_Exercise_. Render every line of the entries below as a Markdown table with two columns, Row and Line, that numbers each line and leaves out any blank lines.
[Start of Supplied records]
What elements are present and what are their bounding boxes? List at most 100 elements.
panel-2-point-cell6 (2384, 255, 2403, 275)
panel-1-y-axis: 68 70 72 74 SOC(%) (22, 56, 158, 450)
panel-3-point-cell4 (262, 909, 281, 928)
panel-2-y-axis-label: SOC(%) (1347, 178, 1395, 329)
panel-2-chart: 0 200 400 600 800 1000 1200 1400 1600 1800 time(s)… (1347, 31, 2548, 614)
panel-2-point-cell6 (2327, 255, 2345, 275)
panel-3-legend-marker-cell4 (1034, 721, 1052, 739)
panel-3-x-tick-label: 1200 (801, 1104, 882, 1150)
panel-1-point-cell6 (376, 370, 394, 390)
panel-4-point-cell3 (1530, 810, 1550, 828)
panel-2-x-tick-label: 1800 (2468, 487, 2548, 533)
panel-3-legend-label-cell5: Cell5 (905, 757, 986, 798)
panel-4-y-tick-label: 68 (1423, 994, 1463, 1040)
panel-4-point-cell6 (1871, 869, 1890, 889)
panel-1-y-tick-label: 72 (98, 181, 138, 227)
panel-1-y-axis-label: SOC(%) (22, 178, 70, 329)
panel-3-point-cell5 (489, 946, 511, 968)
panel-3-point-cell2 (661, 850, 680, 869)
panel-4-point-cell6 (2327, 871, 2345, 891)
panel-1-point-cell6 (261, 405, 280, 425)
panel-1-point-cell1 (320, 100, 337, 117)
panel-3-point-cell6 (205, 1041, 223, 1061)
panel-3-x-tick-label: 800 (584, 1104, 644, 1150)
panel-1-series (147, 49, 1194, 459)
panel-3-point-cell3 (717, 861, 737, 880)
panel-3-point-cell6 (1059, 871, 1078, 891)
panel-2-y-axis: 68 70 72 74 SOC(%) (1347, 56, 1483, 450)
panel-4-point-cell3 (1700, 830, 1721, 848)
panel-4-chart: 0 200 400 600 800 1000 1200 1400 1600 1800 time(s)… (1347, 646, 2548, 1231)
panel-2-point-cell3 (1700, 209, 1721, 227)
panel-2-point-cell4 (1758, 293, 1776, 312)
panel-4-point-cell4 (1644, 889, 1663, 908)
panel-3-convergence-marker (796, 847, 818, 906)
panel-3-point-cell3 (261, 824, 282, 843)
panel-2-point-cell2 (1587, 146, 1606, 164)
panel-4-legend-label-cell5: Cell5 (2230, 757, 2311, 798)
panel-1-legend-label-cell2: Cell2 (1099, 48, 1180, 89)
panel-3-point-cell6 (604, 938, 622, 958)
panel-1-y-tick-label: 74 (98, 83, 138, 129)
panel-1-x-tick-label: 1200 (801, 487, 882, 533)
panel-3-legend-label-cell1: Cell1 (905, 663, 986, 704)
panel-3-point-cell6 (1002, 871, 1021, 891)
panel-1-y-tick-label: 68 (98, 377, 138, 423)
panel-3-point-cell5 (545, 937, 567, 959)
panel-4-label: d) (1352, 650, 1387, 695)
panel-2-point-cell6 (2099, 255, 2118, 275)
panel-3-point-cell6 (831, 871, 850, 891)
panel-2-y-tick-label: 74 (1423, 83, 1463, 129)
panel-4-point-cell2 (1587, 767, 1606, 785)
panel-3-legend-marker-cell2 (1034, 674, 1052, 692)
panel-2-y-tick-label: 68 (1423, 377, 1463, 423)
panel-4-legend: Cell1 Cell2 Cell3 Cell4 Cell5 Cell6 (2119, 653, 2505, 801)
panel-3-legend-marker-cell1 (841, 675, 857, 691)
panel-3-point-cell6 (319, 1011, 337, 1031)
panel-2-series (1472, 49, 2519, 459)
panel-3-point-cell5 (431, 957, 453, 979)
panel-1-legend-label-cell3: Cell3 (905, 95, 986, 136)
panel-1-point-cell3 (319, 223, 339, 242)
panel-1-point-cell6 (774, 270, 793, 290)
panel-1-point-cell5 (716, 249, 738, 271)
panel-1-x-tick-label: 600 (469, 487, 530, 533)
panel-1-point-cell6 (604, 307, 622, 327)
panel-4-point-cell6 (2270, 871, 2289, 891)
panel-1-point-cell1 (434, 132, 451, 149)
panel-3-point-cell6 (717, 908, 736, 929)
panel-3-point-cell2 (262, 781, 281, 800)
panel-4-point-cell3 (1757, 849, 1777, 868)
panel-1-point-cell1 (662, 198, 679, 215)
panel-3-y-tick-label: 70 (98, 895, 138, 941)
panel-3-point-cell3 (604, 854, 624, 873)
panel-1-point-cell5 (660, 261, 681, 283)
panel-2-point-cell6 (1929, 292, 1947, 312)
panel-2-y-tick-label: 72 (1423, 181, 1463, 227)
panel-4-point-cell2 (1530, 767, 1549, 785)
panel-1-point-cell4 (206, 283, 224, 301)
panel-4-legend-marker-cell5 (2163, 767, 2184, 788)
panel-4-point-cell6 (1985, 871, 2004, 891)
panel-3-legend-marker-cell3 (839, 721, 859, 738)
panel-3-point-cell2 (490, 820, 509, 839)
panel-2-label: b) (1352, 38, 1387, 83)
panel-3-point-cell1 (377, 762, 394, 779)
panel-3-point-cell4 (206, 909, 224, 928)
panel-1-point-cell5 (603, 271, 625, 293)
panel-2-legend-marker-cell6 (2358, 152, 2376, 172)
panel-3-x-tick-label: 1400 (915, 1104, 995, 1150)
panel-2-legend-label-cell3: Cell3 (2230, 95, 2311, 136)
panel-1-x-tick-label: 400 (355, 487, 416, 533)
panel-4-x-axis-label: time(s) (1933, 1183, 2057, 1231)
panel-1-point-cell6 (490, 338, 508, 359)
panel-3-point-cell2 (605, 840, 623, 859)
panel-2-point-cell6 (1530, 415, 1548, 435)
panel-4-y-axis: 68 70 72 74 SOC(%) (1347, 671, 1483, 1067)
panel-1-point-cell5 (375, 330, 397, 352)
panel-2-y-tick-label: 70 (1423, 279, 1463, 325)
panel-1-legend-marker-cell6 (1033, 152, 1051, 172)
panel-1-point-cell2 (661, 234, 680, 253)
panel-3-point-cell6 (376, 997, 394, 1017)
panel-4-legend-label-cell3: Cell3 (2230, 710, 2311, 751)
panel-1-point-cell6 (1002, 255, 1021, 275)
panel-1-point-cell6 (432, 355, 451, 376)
[End of Supplied records]
_Completed task_.
| Row | Line |
|---|---|
| 1 | What elements are present and what are their bounding boxes? List at most 100 elements. |
| 2 | panel-2-point-cell6 (2384, 255, 2403, 275) |
| 3 | panel-1-y-axis: 68 70 72 74 SOC(%) (22, 56, 158, 450) |
| 4 | panel-3-point-cell4 (262, 909, 281, 928) |
| 5 | panel-2-y-axis-label: SOC(%) (1347, 178, 1395, 329) |
| 6 | panel-2-chart: 0 200 400 600 800 1000 1200 1400 1600 1800 time(s)… (1347, 31, 2548, 614) |
| 7 | panel-2-point-cell6 (2327, 255, 2345, 275) |
| 8 | panel-3-legend-marker-cell4 (1034, 721, 1052, 739) |
| 9 | panel-3-x-tick-label: 1200 (801, 1104, 882, 1150) |
| 10 | panel-1-point-cell6 (376, 370, 394, 390) |
| 11 | panel-4-point-cell3 (1530, 810, 1550, 828) |
| 12 | panel-2-x-tick-label: 1800 (2468, 487, 2548, 533) |
| 13 | panel-3-legend-label-cell5: Cell5 (905, 757, 986, 798) |
| 14 | panel-4-y-tick-label: 68 (1423, 994, 1463, 1040) |
| 15 | panel-4-point-cell6 (1871, 869, 1890, 889) |
| 16 | panel-1-y-tick-label: 72 (98, 181, 138, 227) |
| 17 | panel-1-y-axis-label: SOC(%) (22, 178, 70, 329) |
| 18 | panel-3-point-cell5 (489, 946, 511, 968) |
| 19 | panel-3-point-cell2 (661, 850, 680, 869) |
| 20 | panel-4-point-cell6 (2327, 871, 2345, 891) |
| 21 | panel-1-point-cell6 (261, 405, 280, 425) |
| 22 | panel-1-point-cell1 (320, 100, 337, 117) |
| 23 | panel-3-point-cell6 (205, 1041, 223, 1061) |
| 24 | panel-3-x-tick-label: 800 (584, 1104, 644, 1150) |
| 25 | panel-1-series (147, 49, 1194, 459) |
| 26 | panel-3-point-cell3 (717, 861, 737, 880) |
| 27 | panel-3-point-cell6 (1059, 871, 1078, 891) |
| 28 | panel-2-y-axis: 68 70 72 74 SOC(%) (1347, 56, 1483, 450) |
| 29 | panel-4-point-cell3 (1700, 830, 1721, 848) |
| 30 | panel-4-chart: 0 200 400 600 800 1000 1200 1400 1600 1800 time(s)… (1347, 646, 2548, 1231) |
| 31 | panel-2-point-cell3 (1700, 209, 1721, 227) |
| 32 | panel-2-point-cell4 (1758, 293, 1776, 312) |
| 33 | panel-4-point-cell4 (1644, 889, 1663, 908) |
| 34 | panel-3-convergence-marker (796, 847, 818, 906) |
| 35 | panel-3-point-cell3 (261, 824, 282, 843) |
| 36 | panel-2-point-cell2 (1587, 146, 1606, 164) |
| 37 | panel-4-legend-label-cell5: Cell5 (2230, 757, 2311, 798) |
| 38 | panel-1-legend-label-cell2: Cell2 (1099, 48, 1180, 89) |
| 39 | panel-3-point-cell6 (604, 938, 622, 958) |
| 40 | panel-1-y-tick-label: 74 (98, 83, 138, 129) |
| 41 | panel-1-x-tick-label: 1200 (801, 487, 882, 533) |
| 42 | panel-3-legend-label-cell1: Cell1 (905, 663, 986, 704) |
| 43 | panel-3-point-cell6 (1002, 871, 1021, 891) |
| 44 | panel-1-y-tick-label: 68 (98, 377, 138, 423) |
| 45 | panel-3-point-cell5 (545, 937, 567, 959) |
| 46 | panel-4-label: d) (1352, 650, 1387, 695) |
| 47 | panel-2-point-cell6 (2099, 255, 2118, 275) |
| 48 | panel-3-point-cell6 (831, 871, 850, 891) |
| 49 | panel-2-y-tick-label: 74 (1423, 83, 1463, 129) |
| 50 | panel-4-point-cell2 (1587, 767, 1606, 785) |
| 51 | panel-3-legend-marker-cell2 (1034, 674, 1052, 692) |
| 52 | panel-2-y-tick-label: 68 (1423, 377, 1463, 423) |
| 53 | panel-4-legend: Cell1 Cell2 Cell3 Cell4 Cell5 Cell6 (2119, 653, 2505, 801) |
| 54 | panel-3-legend-marker-cell1 (841, 675, 857, 691) |
| 55 | panel-3-point-cell6 (319, 1011, 337, 1031) |
| 56 | panel-2-series (1472, 49, 2519, 459) |
| 57 | panel-3-point-cell5 (431, 957, 453, 979) |
| 58 | panel-1-legend-label-cell3: Cell3 (905, 95, 986, 136) |
| 59 | panel-1-point-cell3 (319, 223, 339, 242) |
| 60 | panel-1-point-cell6 (774, 270, 793, 290) |
| 61 | panel-1-point-cell5 (716, 249, 738, 271) |
| 62 | panel-1-x-tick-label: 600 (469, 487, 530, 533) |
| 63 | panel-1-point-cell6 (604, 307, 622, 327) |
| 64 | panel-4-point-cell6 (2270, 871, 2289, 891) |
| 65 | panel-1-point-cell1 (434, 132, 451, 149) |
| 66 | panel-3-point-cell6 (717, 908, 736, 929) |
| 67 | panel-3-point-cell2 (262, 781, 281, 800) |
| 68 | panel-4-point-cell3 (1757, 849, 1777, 868) |
| 69 | panel-1-point-cell1 (662, 198, 679, 215) |
| 70 | panel-3-y-tick-label: 70 (98, 895, 138, 941) |
| 71 | panel-3-point-cell3 (604, 854, 624, 873) |
| 72 | panel-1-point-cell5 (660, 261, 681, 283) |
| 73 | panel-2-point-cell6 (1929, 292, 1947, 312) |
| 74 | panel-2-y-tick-label: 72 (1423, 181, 1463, 227) |
| 75 | panel-4-point-cell2 (1530, 767, 1549, 785) |
| 76 | panel-1-point-cell4 (206, 283, 224, 301) |
| 77 | panel-4-legend-marker-cell5 (2163, 767, 2184, 788) |
| 78 | panel-4-point-cell6 (1985, 871, 2004, 891) |
| 79 | panel-3-legend-marker-cell3 (839, 721, 859, 738) |
| 80 | panel-3-point-cell2 (490, 820, 509, 839) |
| 81 | panel-2-label: b) (1352, 38, 1387, 83) |
| 82 | panel-3-point-cell1 (377, 762, 394, 779) |
| 83 | panel-3-point-cell4 (206, 909, 224, 928) |
| 84 | panel-1-point-cell5 (603, 271, 625, 293) |
| 85 | panel-2-legend-marker-cell6 (2358, 152, 2376, 172) |
| 86 | panel-3-x-tick-label: 1400 (915, 1104, 995, 1150) |
| 87 | panel-2-legend-label-cell3: Cell3 (2230, 95, 2311, 136) |
| 88 | panel-1-x-tick-label: 400 (355, 487, 416, 533) |
| 89 | panel-4-x-axis-label: time(s) (1933, 1183, 2057, 1231) |
| 90 | panel-1-point-cell6 (490, 338, 508, 359) |
| 91 | panel-3-point-cell2 (605, 840, 623, 859) |
| 92 | panel-2-point-cell6 (1530, 415, 1548, 435) |
| 93 | panel-4-y-axis: 68 70 72 74 SOC(%) (1347, 671, 1483, 1067) |
| 94 | panel-1-point-cell5 (375, 330, 397, 352) |
| 95 | panel-2-y-tick-label: 70 (1423, 279, 1463, 325) |
| 96 | panel-1-legend-marker-cell6 (1033, 152, 1051, 172) |
| 97 | panel-1-point-cell2 (661, 234, 680, 253) |
| 98 | panel-3-point-cell6 (376, 997, 394, 1017) |
| 99 | panel-4-legend-label-cell3: Cell3 (2230, 710, 2311, 751) |
| 100 | panel-1-point-cell6 (1002, 255, 1021, 275) |
| 101 | panel-1-point-cell6 (432, 355, 451, 376) |